___ Lesetext ___
So, dass man sich nicht absorbieren lässt als gäbe es im privaten wie geschäftlichen Umfeld keine anderen Kanäle, um erfolgreich zu werden, Kontakte zu knüpfen oder sich gut zu fühlen.

Wünsche für den Social-Media-Umgang meiner Kinder

Ich wünsche mir, dass meine eigenen Kinder nicht glauben, dass sie YouTube-Stars werden zu müssen, um „jemand zu sein“. Nicht nur, weil Geld und Ruhm nicht über Nacht vom Himmel fallen, sondern weil ich nicht möchte, dass sie Privates posten, um cool zu sein und es Jahre später bereuen.

Was ich meinen Kindern mitgeben möchte ist, dass man eine dicke Haut braucht, um sich neben dem Lob von Followern auch beleidigenden Kommentaren zu stellen. Jeder YouTube-Star hat neben Fans auch mit "hates" zu kämpfen. Richtig erfolgreich wird auf Social Media nur, wer das negative, nicht konstruktive Feedback verarbeiten kann. Das gelingt nur mit einem stabilen Selbstbewusstsein.

Vielleicht gibt es YouTube nicht mehr, wenn meine Kind groß sind. Vielleicht ist Social Media bis dahin sogar ganz ausgestorben. Zum Beispiel, weil die NutzerInnen enttäuschter über ausbleibende Erfolge sind, als sie sich über neue Follower und erfolgreiche Ads freuen. Oder weil sie sich nicht den Tausch Daten gegen kostenfreie Nutzung nicht länger akzeptieren. Oder weil sie durch die heutige Eltern-Generation ganz andere Probleme haben 😉

Bis dahin gibt es durchaus gewinnbringende Möglichkeiten, die Plattformen für sich zu nutzen:

  1. Socializing mit Freunden und Kontakthalten mit alten Bekannten

  2. Inspirationen finden

  3. Seine Arbeit als Künstler:in oder Unternehmer:in zu präsentieren

  4. Um mit Kundinnen und Kunden in Kontakt zu treten

Unsere Erfahrung als Gründer eines Start-ups ist, dass Social Media vielen unserer Kundinnen und Kunden mehr Spaß macht als Telefon und E-Mails. Daher geben sie auf diesen Wegen häufiger Feedback und tauschen sich gerne aus. Das ist sehr wertvoll für uns und dafür schätzen wir vor allem Twitter und Facebook.

Instagram haben wir erstmal fallengelassen, denn wer Kindern Sternchen in die Augen malt, möchte kein privates Familientagebuch. Diese Eltern wollen nicht fernab von der Öffentlichkeit ihr Familienleben mit den Großeltern teilen. Sie sind auf Instagram, weil sie auf Likes hoffen. Weil sie Likes brauchen. Für ihr Selbstbewusstsein.
___
▶ [Aufgaben]:
[1] Schreib aus dem Lesetext den Teil von „So, dass man“ bis einschließlich „Jahre später bereuen.“ ab.
[2] Welche zwei Plattformen schätzt das Start-up laut Lesetext vor allem?
___ Vorliegende Daten ___
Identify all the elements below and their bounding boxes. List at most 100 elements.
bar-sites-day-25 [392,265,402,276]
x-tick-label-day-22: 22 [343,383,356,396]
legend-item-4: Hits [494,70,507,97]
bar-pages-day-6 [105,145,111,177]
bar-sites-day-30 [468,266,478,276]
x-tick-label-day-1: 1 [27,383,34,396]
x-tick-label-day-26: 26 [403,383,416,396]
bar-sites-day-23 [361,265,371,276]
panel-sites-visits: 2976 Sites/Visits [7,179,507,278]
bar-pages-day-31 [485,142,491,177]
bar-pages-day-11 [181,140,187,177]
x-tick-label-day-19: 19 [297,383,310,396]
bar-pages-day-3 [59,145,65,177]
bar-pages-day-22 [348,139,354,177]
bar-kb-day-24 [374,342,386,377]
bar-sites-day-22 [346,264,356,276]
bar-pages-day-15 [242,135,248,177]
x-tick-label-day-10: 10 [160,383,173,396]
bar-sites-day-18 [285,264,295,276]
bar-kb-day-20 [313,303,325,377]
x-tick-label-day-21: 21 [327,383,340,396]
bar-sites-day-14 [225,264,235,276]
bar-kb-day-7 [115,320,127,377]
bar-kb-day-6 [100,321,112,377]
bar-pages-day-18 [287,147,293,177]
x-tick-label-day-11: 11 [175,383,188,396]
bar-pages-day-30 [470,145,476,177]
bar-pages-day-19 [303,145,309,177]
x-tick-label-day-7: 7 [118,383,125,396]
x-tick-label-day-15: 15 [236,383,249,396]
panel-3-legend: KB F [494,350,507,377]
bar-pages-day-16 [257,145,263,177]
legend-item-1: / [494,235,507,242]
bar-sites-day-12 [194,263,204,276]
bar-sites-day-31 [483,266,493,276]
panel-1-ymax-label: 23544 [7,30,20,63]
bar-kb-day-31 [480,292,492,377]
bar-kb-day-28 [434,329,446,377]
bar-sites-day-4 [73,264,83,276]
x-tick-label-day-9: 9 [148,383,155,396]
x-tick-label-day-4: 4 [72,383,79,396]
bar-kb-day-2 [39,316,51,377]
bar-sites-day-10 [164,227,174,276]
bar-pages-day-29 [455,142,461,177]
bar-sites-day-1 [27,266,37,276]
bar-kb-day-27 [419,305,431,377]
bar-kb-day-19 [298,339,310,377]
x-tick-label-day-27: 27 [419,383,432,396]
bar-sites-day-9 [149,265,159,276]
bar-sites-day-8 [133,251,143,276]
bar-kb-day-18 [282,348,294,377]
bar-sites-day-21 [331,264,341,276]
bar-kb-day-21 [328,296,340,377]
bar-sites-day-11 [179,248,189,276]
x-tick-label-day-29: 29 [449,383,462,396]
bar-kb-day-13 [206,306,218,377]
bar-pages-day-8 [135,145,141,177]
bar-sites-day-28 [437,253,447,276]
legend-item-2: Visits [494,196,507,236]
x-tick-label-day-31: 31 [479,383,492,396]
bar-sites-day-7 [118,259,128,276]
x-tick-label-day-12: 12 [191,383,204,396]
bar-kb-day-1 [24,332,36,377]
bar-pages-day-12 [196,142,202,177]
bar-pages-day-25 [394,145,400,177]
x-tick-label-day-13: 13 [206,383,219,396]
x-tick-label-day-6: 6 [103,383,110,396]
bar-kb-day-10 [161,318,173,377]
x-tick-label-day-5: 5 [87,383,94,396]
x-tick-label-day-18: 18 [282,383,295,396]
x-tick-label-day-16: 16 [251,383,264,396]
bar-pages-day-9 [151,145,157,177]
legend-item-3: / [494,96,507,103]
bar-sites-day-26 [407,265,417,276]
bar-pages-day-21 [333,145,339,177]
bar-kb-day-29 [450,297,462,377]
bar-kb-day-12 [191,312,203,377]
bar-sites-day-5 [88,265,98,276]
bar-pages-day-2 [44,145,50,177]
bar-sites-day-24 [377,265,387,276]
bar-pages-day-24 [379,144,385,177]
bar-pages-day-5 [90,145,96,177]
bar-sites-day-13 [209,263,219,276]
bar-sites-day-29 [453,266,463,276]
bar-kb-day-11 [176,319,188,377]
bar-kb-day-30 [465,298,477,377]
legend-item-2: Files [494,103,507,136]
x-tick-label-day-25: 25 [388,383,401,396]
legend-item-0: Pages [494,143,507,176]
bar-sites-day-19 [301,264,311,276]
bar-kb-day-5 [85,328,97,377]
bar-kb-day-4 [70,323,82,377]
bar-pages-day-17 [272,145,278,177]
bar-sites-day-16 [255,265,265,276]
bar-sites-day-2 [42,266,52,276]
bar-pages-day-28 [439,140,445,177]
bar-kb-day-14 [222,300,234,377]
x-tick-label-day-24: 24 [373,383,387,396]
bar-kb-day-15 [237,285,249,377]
___
▶ [Lösungen]:
[1]
So, dass man sich nicht absorbieren lässt als gäbe es im privaten wie geschäftlichen Umfeld keine anderen Kanäle, um erfolgreich zu werden, Kontakte zu knüpfen oder sich gut zu fühlen.

Wünsche für den Social-Media-Umgang meiner Kinder

Ich wünsche mir, dass meine eigenen Kinder nicht glauben, dass sie YouTube-Stars werden zu müssen, um „jemand zu sein“. Nicht nur, weil Geld und Ruhm nicht über Nacht vom Himmel fallen, sondern weil ich nicht möchte, dass sie Privates posten, um cool zu sein und es Jahre später bereuen.

[2] Twitter und Facebook.